Collection entries

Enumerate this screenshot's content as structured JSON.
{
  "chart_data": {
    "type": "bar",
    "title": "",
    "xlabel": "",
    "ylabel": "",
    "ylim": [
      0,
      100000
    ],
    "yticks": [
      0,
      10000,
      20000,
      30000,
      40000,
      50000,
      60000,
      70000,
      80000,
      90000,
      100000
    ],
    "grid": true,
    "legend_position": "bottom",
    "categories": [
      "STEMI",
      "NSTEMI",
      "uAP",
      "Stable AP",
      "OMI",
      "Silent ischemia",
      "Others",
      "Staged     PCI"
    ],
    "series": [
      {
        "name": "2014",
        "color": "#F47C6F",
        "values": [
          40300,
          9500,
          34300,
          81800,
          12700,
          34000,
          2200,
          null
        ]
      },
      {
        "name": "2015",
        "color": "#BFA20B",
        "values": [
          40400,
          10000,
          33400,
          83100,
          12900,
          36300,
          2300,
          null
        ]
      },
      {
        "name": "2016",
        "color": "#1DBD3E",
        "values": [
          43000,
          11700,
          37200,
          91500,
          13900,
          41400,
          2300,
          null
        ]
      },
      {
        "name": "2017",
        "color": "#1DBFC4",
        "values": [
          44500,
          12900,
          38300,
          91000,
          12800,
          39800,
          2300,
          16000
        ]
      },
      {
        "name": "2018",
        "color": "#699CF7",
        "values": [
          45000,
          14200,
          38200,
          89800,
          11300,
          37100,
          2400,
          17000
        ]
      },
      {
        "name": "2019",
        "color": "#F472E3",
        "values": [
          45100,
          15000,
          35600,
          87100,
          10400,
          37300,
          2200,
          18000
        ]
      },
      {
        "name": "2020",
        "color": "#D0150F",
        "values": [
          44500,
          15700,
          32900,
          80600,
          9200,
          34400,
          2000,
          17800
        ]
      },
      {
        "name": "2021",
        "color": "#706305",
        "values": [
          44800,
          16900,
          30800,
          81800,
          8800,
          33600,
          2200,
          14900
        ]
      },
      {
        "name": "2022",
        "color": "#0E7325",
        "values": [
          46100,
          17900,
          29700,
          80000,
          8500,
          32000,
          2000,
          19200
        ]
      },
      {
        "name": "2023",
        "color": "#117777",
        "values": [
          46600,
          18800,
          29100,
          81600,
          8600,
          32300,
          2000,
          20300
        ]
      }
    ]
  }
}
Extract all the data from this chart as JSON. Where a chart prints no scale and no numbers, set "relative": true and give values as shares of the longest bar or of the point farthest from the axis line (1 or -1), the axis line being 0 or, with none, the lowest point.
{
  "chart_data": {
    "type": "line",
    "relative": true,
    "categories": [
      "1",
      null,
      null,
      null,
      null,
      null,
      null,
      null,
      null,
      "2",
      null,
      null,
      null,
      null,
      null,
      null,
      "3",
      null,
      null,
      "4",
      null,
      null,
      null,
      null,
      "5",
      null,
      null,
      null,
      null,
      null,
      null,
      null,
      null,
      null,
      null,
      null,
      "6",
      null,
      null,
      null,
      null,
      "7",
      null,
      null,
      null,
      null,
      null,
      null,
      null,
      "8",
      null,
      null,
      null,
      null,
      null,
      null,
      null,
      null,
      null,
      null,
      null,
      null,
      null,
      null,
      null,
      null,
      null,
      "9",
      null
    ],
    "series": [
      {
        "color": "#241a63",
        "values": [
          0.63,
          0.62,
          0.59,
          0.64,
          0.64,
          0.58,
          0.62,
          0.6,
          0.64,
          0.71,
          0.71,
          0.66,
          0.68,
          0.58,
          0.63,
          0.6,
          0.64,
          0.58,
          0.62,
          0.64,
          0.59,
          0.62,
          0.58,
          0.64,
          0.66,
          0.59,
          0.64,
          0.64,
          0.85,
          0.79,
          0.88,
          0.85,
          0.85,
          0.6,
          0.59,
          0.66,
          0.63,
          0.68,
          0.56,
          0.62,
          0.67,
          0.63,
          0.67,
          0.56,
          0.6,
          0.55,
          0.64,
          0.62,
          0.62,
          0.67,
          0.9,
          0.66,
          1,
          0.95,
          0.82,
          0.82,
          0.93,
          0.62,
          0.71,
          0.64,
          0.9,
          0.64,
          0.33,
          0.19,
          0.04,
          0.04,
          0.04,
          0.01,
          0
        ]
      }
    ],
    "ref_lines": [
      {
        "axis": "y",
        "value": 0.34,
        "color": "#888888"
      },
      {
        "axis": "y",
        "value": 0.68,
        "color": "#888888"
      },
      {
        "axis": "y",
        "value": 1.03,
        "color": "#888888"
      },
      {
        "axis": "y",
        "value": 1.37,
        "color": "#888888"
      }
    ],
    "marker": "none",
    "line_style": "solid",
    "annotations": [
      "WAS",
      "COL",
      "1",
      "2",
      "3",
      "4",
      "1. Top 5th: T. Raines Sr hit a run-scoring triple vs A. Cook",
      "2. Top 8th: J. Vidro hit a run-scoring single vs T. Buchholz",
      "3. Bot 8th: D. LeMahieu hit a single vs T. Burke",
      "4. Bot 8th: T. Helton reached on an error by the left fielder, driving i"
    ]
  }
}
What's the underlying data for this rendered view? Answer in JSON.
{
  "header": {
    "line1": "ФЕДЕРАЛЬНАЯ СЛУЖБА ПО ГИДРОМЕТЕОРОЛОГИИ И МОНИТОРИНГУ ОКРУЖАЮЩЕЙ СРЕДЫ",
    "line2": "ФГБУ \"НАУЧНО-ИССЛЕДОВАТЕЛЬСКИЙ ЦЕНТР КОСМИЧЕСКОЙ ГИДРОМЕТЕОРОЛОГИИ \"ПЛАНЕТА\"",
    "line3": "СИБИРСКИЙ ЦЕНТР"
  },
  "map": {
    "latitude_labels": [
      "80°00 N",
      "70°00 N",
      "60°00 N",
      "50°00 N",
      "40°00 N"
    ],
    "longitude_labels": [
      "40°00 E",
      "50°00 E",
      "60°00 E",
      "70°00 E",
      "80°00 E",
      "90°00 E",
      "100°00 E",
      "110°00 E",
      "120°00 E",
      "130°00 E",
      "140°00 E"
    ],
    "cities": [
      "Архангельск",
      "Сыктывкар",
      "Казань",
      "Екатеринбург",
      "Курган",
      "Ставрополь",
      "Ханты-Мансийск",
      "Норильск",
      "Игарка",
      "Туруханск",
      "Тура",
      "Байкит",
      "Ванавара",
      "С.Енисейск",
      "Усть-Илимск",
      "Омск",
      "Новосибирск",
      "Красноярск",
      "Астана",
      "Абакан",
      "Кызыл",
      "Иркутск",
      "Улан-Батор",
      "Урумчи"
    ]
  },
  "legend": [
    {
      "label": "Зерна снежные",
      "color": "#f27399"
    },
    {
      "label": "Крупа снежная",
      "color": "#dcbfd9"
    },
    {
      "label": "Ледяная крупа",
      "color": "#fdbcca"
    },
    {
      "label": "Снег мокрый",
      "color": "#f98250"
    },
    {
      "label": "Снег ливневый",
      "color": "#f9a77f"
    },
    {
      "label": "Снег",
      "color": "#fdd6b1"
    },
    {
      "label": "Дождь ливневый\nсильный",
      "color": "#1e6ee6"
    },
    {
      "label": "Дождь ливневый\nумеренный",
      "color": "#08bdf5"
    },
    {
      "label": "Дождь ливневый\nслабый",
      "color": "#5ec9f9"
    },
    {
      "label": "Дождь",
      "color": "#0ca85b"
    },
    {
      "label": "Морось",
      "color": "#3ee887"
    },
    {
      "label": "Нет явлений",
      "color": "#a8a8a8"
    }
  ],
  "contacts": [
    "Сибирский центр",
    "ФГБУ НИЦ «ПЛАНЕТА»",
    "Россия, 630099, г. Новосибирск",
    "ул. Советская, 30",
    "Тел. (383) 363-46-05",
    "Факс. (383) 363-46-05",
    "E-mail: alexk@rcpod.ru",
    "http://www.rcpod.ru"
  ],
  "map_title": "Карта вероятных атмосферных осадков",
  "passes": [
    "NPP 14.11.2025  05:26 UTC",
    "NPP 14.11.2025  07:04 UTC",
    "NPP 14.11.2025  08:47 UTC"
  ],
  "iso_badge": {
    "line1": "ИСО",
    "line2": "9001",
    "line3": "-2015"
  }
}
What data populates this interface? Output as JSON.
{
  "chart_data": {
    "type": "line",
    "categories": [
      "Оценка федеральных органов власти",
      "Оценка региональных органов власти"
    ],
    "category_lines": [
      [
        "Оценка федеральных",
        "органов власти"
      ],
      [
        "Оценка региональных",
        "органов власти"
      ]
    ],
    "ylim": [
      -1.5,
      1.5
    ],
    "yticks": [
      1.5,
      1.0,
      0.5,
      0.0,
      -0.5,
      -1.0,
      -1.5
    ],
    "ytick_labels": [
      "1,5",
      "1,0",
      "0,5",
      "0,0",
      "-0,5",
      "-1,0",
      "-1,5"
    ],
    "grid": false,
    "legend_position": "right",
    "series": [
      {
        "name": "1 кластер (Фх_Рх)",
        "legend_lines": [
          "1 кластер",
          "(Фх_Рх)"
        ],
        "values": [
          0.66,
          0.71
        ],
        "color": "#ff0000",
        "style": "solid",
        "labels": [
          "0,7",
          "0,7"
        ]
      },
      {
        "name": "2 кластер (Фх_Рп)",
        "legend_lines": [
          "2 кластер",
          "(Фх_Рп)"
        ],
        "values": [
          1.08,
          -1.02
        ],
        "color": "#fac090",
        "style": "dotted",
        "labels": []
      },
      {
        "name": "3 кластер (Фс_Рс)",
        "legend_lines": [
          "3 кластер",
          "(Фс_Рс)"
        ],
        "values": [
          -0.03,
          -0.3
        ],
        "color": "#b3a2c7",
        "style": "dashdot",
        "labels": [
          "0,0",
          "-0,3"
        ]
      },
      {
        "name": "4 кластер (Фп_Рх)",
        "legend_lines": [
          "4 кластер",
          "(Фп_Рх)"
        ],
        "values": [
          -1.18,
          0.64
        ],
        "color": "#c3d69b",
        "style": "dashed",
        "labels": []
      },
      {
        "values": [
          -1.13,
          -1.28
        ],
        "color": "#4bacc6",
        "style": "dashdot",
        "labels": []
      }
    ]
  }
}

* **Task prompt**
Tally the lines holding the string "rcpod" and give only the count.

* **Output**
2